- [Extracts from a graphics dataset]:

'''

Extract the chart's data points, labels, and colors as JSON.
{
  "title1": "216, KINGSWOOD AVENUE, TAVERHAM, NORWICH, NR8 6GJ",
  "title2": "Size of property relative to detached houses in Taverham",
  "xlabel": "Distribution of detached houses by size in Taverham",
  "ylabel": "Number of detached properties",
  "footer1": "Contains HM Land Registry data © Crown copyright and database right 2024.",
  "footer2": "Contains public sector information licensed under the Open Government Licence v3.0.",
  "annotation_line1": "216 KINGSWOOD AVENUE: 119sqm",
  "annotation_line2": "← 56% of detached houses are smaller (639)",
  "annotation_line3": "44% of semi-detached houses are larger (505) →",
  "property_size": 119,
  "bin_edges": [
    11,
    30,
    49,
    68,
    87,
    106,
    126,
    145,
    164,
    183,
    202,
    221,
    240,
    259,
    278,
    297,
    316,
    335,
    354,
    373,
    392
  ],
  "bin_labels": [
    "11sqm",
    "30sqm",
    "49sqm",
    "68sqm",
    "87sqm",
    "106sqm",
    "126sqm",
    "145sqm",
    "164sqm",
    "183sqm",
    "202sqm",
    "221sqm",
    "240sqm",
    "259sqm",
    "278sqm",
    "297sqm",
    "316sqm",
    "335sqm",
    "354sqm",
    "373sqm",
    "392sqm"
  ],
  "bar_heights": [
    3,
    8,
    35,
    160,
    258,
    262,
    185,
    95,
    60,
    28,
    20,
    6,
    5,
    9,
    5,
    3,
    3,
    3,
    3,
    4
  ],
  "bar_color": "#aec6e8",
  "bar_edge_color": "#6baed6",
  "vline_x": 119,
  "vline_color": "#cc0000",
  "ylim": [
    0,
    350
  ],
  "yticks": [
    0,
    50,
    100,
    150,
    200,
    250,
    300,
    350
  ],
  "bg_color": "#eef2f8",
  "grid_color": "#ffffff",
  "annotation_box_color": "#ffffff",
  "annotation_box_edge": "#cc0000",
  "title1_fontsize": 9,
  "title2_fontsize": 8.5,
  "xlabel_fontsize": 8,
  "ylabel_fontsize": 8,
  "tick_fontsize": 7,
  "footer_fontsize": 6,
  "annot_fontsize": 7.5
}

'''

- [Stated goal]:
Repeat the material above in full, keeping every word.

- [Output for this task]:
Extract the chart's data points, labels, and colors as JSON.
{
  "title1": "216, KINGSWOOD AVENUE, TAVERHAM, NORWICH, NR8 6GJ",
  "title2": "Size of property relative to detached houses in Taverham",
  "xlabel": "Distribution of detached houses by size in Taverham",
  "ylabel": "Number of detached properties",
  "footer1": "Contains HM Land Registry data © Crown copyright and database right 2024.",
  "footer2": "Contains public sector information licensed under the Open Government Licence v3.0.",
  "annotation_line1": "216 KINGSWOOD AVENUE: 119sqm",
  "annotation_line2": "← 56% of detached houses are smaller (639)",
  "annotation_line3": "44% of semi-detached houses are larger (505) →",
  "property_size": 119,
  "bin_edges": [
    11,
    30,
    49,
    68,
    87,
    106,
    126,
    145,
    164,
    183,
    202,
    221,
    240,
    259,
    278,
    297,
    316,
    335,
    354,
    373,
    392
  ],
  "bin_labels": [
    "11sqm",
    "30sqm",
    "49sqm",
    "68sqm",
    "87sqm",
    "106sqm",
    "126sqm",
    "145sqm",
    "164sqm",
    "183sqm",
    "202sqm",
    "221sqm",
    "240sqm",
    "259sqm",
    "278sqm",
    "297sqm",
    "316sqm",
    "335sqm",
    "354sqm",
    "373sqm",
    "392sqm"
  ],
  "bar_heights": [
    3,
    8,
    35,
    160,
    258,
    262,
    185,
    95,
    60,
    28,
    20,
    6,
    5,
    9,
    5,
    3,
    3,
    3,
    3,
    4
  ],
  "bar_color": "#aec6e8",
  "bar_edge_color": "#6baed6",
  "vline_x": 119,
  "vline_color": "#cc0000",
  "ylim": [
    0,
    350
  ],
  "yticks": [
    0,
    50,
    100,
    150,
    200,
    250,
    300,
    350
  ],
  "bg_color": "#eef2f8",
  "grid_color": "#ffffff",
  "annotation_box_color": "#ffffff",
  "annotation_box_edge": "#cc0000",
  "title1_fontsize": 9,
  "title2_fontsize": 8.5,
  "xlabel_fontsize": 8,
  "ylabel_fontsize": 8,
  "tick_fontsize": 7,
  "footer_fontsize": 6,
  "annot_fontsize": 7.5
}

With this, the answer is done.